-- EXERCISE DIRECTIONS --
Only lines holding the word "Literatura" should be copied from the material.

— start INPUT FOR THIS TASK —

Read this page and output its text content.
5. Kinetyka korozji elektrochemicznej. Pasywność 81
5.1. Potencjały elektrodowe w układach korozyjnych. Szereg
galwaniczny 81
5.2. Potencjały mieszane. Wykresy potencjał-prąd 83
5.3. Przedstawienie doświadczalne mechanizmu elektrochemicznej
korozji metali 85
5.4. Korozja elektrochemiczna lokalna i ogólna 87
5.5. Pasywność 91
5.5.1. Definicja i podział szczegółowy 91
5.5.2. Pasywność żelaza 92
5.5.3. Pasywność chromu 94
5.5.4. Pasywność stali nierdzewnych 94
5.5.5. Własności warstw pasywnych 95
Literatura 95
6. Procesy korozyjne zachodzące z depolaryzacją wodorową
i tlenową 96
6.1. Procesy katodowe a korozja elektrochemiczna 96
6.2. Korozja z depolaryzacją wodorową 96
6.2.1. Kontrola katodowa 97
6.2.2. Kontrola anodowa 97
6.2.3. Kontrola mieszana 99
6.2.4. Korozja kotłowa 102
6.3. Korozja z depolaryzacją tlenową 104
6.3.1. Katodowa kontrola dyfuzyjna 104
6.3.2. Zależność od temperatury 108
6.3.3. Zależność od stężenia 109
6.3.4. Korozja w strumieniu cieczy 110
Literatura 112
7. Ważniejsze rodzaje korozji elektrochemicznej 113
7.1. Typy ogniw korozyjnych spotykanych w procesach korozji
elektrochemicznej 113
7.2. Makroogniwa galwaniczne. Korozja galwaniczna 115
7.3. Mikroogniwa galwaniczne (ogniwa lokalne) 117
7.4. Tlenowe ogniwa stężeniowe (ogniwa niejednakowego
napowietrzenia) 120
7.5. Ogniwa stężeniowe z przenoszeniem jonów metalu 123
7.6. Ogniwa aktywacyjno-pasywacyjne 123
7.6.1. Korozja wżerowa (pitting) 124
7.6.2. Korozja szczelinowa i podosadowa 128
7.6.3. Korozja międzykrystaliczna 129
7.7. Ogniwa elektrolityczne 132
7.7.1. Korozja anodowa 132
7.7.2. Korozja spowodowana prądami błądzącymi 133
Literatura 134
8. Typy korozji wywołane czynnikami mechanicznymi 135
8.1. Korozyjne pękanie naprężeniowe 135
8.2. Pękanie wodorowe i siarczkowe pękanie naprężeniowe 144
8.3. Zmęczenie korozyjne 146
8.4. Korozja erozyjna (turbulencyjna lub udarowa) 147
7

— end INPUT FOR THIS TASK —

-- THE COMPLETED TASK --
Literatura 95
Literatura 112
Literatura 134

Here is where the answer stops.